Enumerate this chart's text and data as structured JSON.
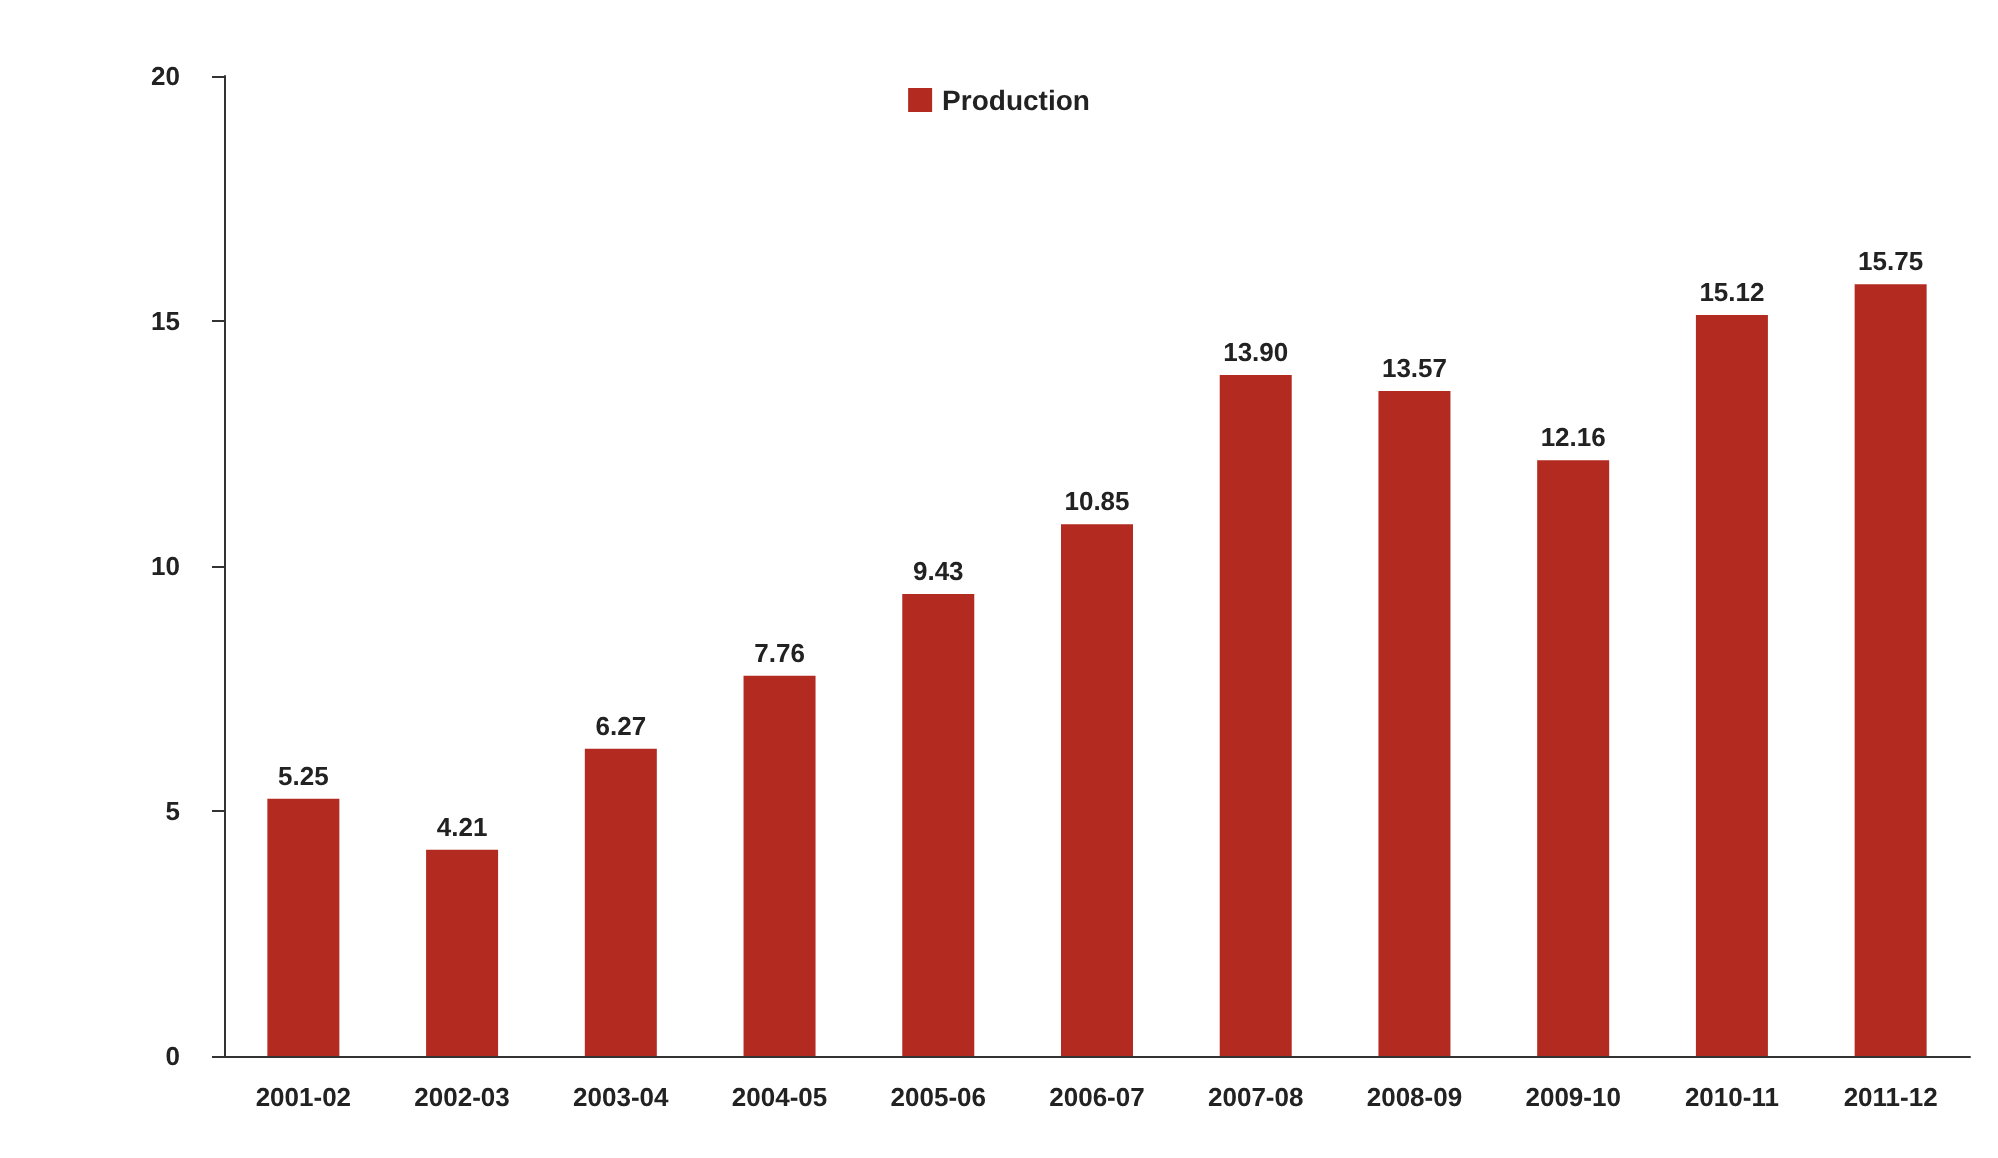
{
  "chart_data": {
    "type": "bar",
    "categories": [
      "2001-02",
      "2002-03",
      "2003-04",
      "2004-05",
      "2005-06",
      "2006-07",
      "2007-08",
      "2008-09",
      "2009-10",
      "2010-11",
      "2011-12"
    ],
    "series": [
      {
        "name": "Production",
        "color": "#b22a20",
        "values": [
          5.25,
          4.21,
          6.27,
          7.76,
          9.43,
          10.85,
          13.9,
          13.57,
          12.16,
          15.12,
          15.75
        ],
        "value_labels": [
          "5.25",
          "4.21",
          "6.27",
          "7.76",
          "9.43",
          "10.85",
          "13.90",
          "13.57",
          "12.16",
          "15.12",
          "15.75"
        ]
      }
    ],
    "ylim": [
      0,
      20
    ],
    "yticks": [
      0,
      5,
      10,
      15,
      20
    ],
    "grid": false,
    "legend": "top"
  }
}
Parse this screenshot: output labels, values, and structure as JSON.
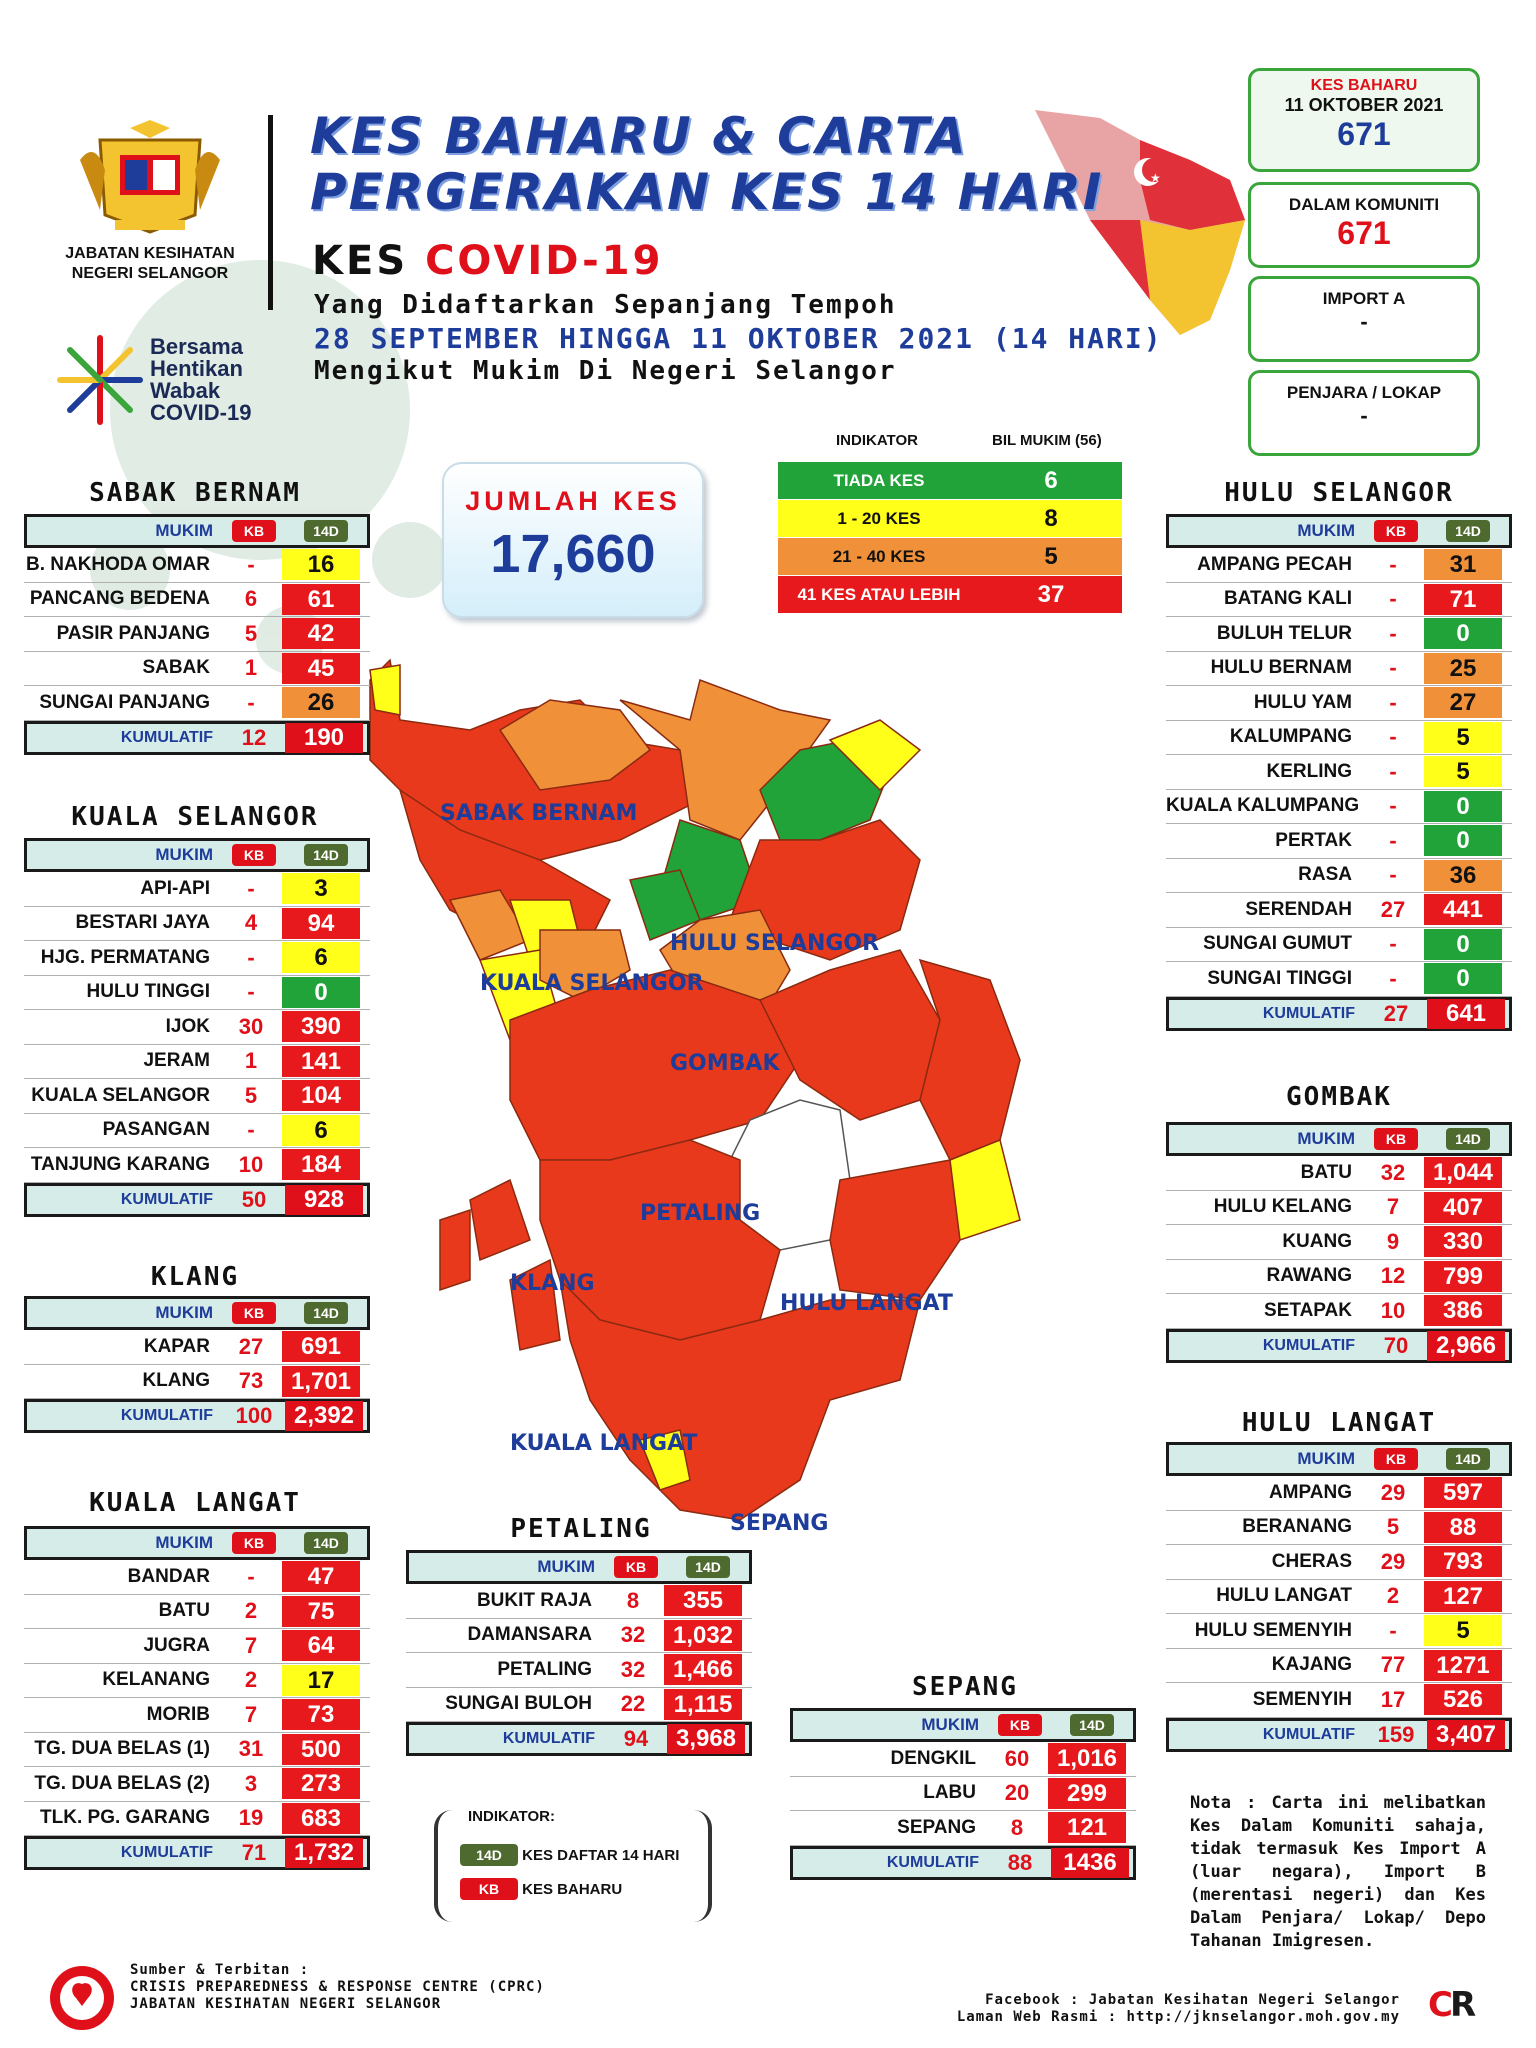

_ _ _ _ _ _ _

--- Set problem ---
Output all the records, word for word, with no pictures in the copy.

--- Answer to this task ---
Enumerate this chart's text and data as structured JSON.
{
  "chart_data": {
    "type": "bar",
    "categories": [
      "2001-02",
      "2002-03",
      "2003-04",
      "2004-05",
      "2005-06",
      "2006-07",
      "2007-08",
      "2008-09",
      "2009-10",
      "2010-11",
      "2011-12"
    ],
    "series": [
      {
        "name": "Production",
        "color": "#b22a20",
        "values": [
          5.25,
          4.21,
          6.27,
          7.76,
          9.43,
          10.85,
          13.9,
          13.57,
          12.16,
          15.12,
          15.75
        ],
        "value_labels": [
          "5.25",
          "4.21",
          "6.27",
          "7.76",
          "9.43",
          "10.85",
          "13.90",
          "13.57",
          "12.16",
          "15.12",
          "15.75"
        ]
      }
    ],
    "ylim": [
      0,
      20
    ],
    "yticks": [
      0,
      5,
      10,
      15,
      20
    ],
    "grid": false,
    "legend": "top"
  }
}
Parse this screenshot: output labels, values, and structure as JSON.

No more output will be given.